## Start Entries provided

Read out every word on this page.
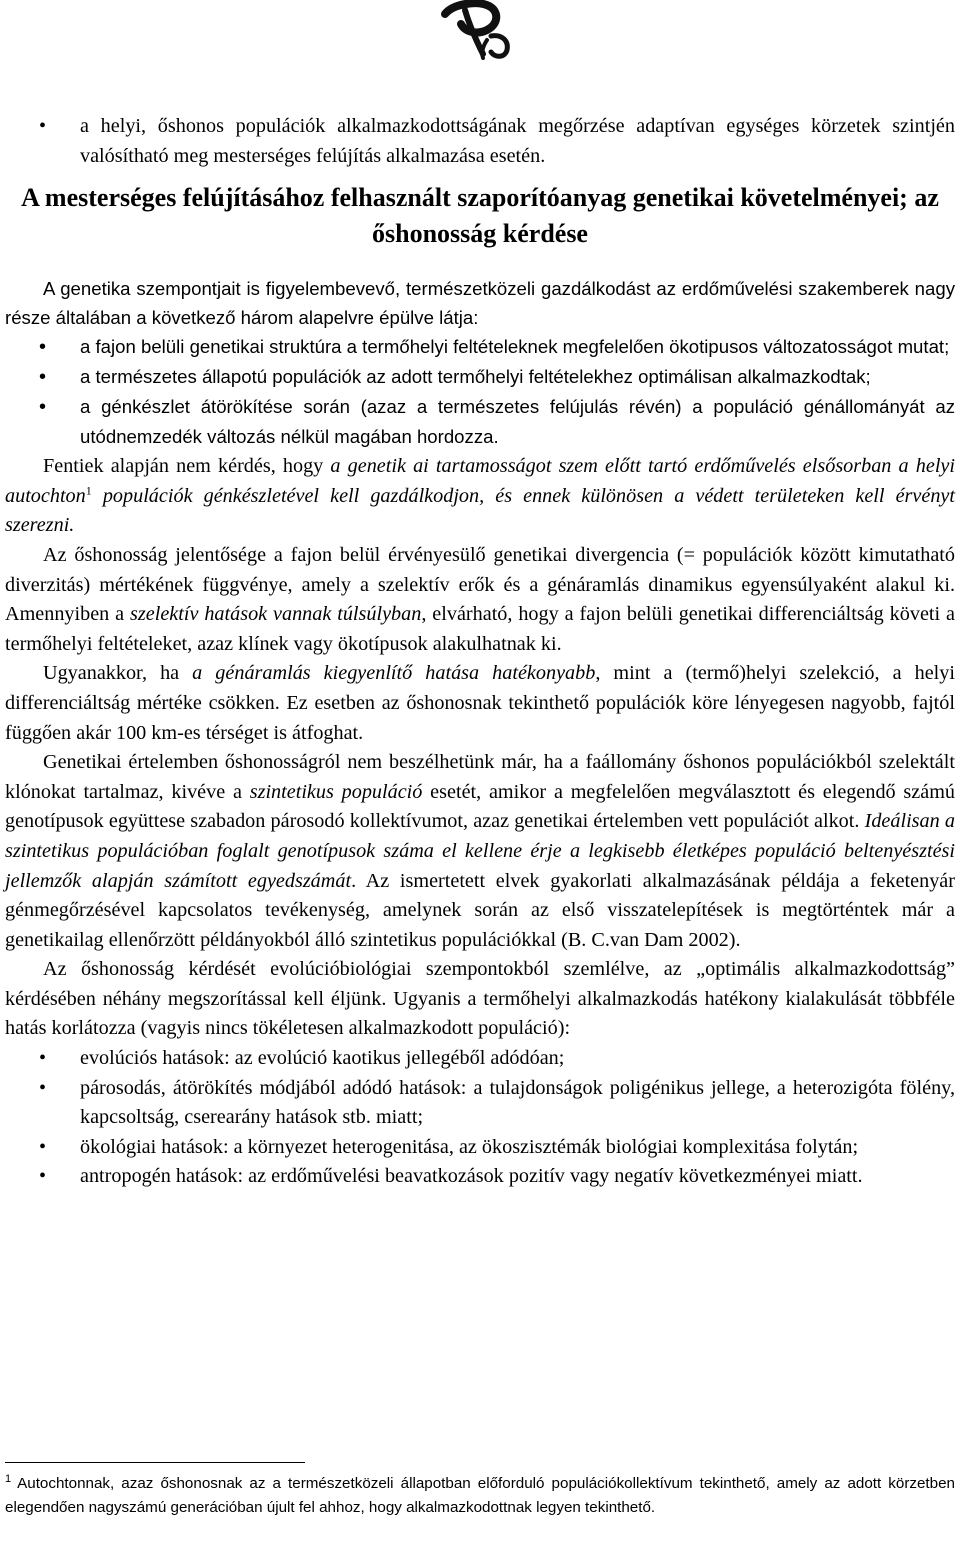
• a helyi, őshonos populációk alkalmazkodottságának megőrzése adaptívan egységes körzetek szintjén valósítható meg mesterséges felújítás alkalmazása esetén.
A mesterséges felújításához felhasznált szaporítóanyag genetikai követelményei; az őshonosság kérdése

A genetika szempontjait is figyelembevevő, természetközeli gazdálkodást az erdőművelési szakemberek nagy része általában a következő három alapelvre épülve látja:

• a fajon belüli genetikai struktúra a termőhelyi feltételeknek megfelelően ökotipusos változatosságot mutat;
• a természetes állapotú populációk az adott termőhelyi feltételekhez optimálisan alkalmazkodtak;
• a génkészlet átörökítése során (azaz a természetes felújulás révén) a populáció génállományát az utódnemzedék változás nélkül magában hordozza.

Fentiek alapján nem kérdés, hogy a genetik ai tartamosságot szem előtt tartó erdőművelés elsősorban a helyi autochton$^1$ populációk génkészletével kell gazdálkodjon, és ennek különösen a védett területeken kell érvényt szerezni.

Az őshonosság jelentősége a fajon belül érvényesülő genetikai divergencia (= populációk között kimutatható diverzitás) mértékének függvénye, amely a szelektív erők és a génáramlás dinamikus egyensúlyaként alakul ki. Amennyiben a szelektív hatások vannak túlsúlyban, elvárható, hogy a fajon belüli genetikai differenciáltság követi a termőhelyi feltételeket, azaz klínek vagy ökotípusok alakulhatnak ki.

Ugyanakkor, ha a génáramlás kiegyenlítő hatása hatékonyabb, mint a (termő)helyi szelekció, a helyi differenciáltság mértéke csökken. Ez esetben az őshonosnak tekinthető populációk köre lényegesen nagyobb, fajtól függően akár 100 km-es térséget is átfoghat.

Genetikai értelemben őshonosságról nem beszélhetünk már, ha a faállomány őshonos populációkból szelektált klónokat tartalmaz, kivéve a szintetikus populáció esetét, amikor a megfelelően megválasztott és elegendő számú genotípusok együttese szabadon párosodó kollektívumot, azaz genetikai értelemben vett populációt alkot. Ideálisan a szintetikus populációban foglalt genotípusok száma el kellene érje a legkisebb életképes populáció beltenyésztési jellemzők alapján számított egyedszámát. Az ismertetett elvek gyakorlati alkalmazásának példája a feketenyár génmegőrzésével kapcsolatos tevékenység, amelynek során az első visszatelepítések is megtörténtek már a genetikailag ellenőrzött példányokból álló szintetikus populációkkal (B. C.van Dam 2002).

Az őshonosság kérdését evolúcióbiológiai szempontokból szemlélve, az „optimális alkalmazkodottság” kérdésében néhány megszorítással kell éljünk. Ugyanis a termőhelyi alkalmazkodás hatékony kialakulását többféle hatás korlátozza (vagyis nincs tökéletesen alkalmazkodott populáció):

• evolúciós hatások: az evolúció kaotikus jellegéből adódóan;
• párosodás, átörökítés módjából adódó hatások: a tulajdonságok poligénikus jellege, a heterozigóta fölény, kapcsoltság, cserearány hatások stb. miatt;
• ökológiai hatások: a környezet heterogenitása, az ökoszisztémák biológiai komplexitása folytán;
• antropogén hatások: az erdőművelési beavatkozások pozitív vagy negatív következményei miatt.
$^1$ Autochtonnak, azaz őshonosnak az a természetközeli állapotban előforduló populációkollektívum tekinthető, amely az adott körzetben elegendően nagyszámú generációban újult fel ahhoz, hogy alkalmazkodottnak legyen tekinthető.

## End Entries provided
## Start Entries provided

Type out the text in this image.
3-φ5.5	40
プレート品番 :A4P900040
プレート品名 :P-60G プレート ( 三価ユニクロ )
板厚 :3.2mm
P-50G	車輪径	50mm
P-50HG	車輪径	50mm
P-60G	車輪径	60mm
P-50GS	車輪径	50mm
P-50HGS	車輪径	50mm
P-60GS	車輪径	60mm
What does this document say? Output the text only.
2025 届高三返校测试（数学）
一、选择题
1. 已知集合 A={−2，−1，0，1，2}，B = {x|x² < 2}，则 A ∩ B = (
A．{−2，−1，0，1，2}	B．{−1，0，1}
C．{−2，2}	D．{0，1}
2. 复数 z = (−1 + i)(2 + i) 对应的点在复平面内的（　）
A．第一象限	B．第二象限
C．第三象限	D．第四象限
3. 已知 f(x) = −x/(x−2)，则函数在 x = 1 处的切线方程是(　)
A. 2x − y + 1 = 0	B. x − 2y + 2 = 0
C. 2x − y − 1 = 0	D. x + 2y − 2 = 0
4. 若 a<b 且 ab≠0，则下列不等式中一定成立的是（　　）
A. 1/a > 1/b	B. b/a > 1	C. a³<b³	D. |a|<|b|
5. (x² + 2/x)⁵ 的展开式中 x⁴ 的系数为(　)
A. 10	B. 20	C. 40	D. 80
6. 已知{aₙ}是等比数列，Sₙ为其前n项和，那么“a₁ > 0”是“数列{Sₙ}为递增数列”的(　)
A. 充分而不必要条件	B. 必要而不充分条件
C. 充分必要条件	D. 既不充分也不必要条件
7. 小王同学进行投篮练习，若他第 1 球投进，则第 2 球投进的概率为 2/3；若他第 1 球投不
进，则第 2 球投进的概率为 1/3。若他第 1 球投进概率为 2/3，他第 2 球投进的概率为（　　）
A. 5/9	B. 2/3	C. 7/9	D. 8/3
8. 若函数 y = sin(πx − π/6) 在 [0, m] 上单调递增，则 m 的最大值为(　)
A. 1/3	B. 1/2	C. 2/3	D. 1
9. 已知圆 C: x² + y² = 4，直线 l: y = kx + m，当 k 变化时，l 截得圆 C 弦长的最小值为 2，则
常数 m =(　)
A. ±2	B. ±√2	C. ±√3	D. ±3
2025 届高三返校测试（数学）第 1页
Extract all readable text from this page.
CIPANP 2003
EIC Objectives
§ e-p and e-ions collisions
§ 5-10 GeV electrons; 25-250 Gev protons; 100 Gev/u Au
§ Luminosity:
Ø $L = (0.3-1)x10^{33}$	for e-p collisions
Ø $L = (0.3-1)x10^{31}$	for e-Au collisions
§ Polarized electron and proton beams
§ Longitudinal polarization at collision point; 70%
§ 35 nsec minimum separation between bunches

## End Entries provided

Identify all lines in the records above with the word "collisions".

→ **Expected answer**:
§ e-p and e-ions collisions
Ø $L = (0.3-1)x10^{33}$	for e-p collisions
Ø $L = (0.3-1)x10^{31}$	for e-Au collisions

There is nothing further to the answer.